There is no One Best Content Strategy; it’s all about context. What do you need to say about who you are and what you do, and to whom? What do your users expect to find there? If a website has a clear content strategy, visitors will get more out of it with less frustration. Exactly what they get depends on the goals of each site, since a successful interaction could be quantified in any number of ways: tickets sold, pages viewed, orders placed, tweets twittered.
A failed interaction is when a user doesn’t catch the underlying story or its relevance to their needs. “Wow, they have a lot of maps here, but I don’t have time to look at them all,” they think, and move on without realizing that all the maps tell a fairly specific story about southeastern Michigan in the mid-20th century.
Strategizing archives
Where content strategy helps create streamlined, valuable content on the web, a similar approach could shape how archives defend and expand their roles as modern resources. Archives are accustomed to a passive role, asking reflectively what their patrons want to find. As they work to help researchers tell their stories, it’s easy for archives to forget to keep shaping their own.
Likewise, many archives have done a tremendous job shaping collections for users/researchers, but could improve their internal workflows, particularly as digital archives race to keep up with technological advances. The content strategist who questions why an organization needs a Twitter account, or a new website section, will follow up with a second question: “And who will keep it fresh and relevant?” Archives should ask similar questions, especially as they expand into managing digital collections on a web-based presence.

**Dataset content**
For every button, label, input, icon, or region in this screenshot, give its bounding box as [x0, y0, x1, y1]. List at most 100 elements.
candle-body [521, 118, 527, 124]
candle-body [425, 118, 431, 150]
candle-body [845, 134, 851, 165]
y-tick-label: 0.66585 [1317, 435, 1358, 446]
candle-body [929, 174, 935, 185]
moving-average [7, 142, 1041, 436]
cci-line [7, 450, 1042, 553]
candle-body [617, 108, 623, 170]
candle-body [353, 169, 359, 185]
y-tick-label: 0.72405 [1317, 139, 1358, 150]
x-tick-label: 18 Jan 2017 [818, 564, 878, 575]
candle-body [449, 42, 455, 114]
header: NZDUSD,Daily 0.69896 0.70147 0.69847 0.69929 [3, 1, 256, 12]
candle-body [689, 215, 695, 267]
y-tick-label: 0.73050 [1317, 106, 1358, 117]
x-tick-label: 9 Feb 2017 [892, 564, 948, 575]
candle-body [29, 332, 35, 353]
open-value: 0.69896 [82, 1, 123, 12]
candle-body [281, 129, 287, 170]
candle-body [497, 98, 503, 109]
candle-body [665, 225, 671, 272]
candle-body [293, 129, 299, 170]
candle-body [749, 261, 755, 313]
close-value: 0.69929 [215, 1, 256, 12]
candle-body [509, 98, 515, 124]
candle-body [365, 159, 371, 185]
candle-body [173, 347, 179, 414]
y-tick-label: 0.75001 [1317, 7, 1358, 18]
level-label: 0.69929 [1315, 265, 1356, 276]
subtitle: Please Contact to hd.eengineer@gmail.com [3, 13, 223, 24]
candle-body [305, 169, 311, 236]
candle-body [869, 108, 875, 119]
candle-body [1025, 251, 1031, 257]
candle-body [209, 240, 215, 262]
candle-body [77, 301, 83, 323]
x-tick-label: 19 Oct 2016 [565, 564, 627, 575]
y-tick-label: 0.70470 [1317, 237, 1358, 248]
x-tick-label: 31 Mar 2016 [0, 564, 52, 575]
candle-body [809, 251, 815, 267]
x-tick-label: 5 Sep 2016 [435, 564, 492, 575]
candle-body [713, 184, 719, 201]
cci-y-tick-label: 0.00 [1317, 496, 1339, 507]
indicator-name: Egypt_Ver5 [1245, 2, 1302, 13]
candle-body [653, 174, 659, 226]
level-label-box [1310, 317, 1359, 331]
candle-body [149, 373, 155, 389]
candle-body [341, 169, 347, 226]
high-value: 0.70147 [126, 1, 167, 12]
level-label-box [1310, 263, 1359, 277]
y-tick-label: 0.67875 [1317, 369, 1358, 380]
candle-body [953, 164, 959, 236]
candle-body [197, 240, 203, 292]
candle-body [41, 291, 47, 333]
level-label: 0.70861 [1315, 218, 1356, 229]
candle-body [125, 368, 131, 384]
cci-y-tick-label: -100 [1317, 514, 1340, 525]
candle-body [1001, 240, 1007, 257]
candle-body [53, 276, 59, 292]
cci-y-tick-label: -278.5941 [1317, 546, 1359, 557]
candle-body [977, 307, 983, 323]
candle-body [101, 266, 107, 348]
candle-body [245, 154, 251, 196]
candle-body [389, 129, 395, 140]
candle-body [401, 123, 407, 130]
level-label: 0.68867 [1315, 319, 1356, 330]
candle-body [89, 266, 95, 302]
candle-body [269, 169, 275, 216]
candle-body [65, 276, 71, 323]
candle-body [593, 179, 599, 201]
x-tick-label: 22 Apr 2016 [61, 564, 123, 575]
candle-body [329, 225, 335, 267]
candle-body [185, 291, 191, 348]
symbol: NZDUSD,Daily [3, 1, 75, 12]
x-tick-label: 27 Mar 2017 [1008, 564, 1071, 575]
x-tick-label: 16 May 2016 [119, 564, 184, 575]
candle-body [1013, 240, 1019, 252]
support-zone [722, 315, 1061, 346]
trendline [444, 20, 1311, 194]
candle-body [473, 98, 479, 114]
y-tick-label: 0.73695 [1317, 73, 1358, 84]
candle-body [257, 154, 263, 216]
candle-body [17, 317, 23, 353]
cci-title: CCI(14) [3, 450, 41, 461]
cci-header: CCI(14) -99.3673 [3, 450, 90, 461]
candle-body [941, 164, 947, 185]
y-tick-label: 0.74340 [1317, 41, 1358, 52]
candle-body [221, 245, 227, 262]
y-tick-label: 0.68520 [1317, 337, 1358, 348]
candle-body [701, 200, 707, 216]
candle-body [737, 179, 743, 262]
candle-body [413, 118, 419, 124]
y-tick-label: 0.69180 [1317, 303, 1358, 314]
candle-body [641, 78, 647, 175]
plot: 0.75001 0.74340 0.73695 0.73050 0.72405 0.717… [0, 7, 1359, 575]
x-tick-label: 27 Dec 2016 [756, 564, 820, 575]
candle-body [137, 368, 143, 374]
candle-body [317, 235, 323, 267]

**Task set**
A – In the passage on content strategy and archives, what second question does the content strategist ask after questioning why an organization needs a Twitter account or a new website section?
B – Reproduce the portion of the passage on content strategy and archives starting at "Likewise, many archives" and ending at "a web-based presence.".

**Response list**
A – "And who will keep it fresh and relevant?"

B –
Likewise, many archives have done a tremendous job shaping collections for users/researchers, but could improve their internal workflows, particularly as digital archives race to keep up with technological advances. The content strategist who questions why an organization needs a Twitter account, or a new website section, will follow up with a second question: “And who will keep it fresh and relevant?” Archives should ask similar questions, especially as they expand into managing digital collections on a web-based presence.